WHAT TO DO: Reproduce the records exactly.

Data entries
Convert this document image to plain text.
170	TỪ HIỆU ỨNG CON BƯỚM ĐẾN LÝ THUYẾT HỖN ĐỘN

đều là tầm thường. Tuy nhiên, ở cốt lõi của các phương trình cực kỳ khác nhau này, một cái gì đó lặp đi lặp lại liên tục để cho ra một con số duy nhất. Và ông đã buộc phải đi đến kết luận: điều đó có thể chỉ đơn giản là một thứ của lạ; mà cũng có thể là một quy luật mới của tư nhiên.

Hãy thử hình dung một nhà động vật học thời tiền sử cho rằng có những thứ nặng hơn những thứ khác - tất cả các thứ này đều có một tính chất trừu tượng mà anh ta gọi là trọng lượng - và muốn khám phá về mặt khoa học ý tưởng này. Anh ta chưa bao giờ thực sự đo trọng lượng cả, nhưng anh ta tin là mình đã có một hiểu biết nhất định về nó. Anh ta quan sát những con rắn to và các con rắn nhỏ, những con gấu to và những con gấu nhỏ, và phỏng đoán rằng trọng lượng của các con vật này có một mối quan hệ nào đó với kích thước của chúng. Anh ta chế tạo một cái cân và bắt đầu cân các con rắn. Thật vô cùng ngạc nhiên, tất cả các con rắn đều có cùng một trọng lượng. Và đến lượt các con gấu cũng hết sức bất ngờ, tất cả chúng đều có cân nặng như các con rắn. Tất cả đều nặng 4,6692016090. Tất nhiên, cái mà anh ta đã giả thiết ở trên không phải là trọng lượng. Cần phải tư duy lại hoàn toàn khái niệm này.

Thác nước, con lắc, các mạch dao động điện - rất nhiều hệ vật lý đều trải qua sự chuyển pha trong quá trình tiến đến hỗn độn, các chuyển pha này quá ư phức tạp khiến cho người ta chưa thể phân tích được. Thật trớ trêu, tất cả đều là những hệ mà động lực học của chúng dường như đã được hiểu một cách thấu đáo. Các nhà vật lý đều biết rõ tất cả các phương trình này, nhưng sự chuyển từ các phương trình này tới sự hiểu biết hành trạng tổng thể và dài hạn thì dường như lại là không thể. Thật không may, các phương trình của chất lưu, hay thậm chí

FULL RESPONSE:
Convert this document image to plain text.
170	TỪ HIỆU ỨNG CON BƯỚM ĐẾN LÝ THUYẾT HỖN ĐỘN

đều là tầm thường. Tuy nhiên, ở cốt lõi của các phương trình cực kỳ khác nhau này, một cái gì đó lặp đi lặp lại liên tục để cho ra một con số duy nhất. Và ông đã buộc phải đi đến kết luận: điều đó có thể chỉ đơn giản là một thứ của lạ; mà cũng có thể là một quy luật mới của tư nhiên.

Hãy thử hình dung một nhà động vật học thời tiền sử cho rằng có những thứ nặng hơn những thứ khác - tất cả các thứ này đều có một tính chất trừu tượng mà anh ta gọi là trọng lượng - và muốn khám phá về mặt khoa học ý tưởng này. Anh ta chưa bao giờ thực sự đo trọng lượng cả, nhưng anh ta tin là mình đã có một hiểu biết nhất định về nó. Anh ta quan sát những con rắn to và các con rắn nhỏ, những con gấu to và những con gấu nhỏ, và phỏng đoán rằng trọng lượng của các con vật này có một mối quan hệ nào đó với kích thước của chúng. Anh ta chế tạo một cái cân và bắt đầu cân các con rắn. Thật vô cùng ngạc nhiên, tất cả các con rắn đều có cùng một trọng lượng. Và đến lượt các con gấu cũng hết sức bất ngờ, tất cả chúng đều có cân nặng như các con rắn. Tất cả đều nặng 4,6692016090. Tất nhiên, cái mà anh ta đã giả thiết ở trên không phải là trọng lượng. Cần phải tư duy lại hoàn toàn khái niệm này.

Thác nước, con lắc, các mạch dao động điện - rất nhiều hệ vật lý đều trải qua sự chuyển pha trong quá trình tiến đến hỗn độn, các chuyển pha này quá ư phức tạp khiến cho người ta chưa thể phân tích được. Thật trớ trêu, tất cả đều là những hệ mà động lực học của chúng dường như đã được hiểu một cách thấu đáo. Các nhà vật lý đều biết rõ tất cả các phương trình này, nhưng sự chuyển từ các phương trình này tới sự hiểu biết hành trạng tổng thể và dài hạn thì dường như lại là không thể. Thật không may, các phương trình của chất lưu, hay thậm chí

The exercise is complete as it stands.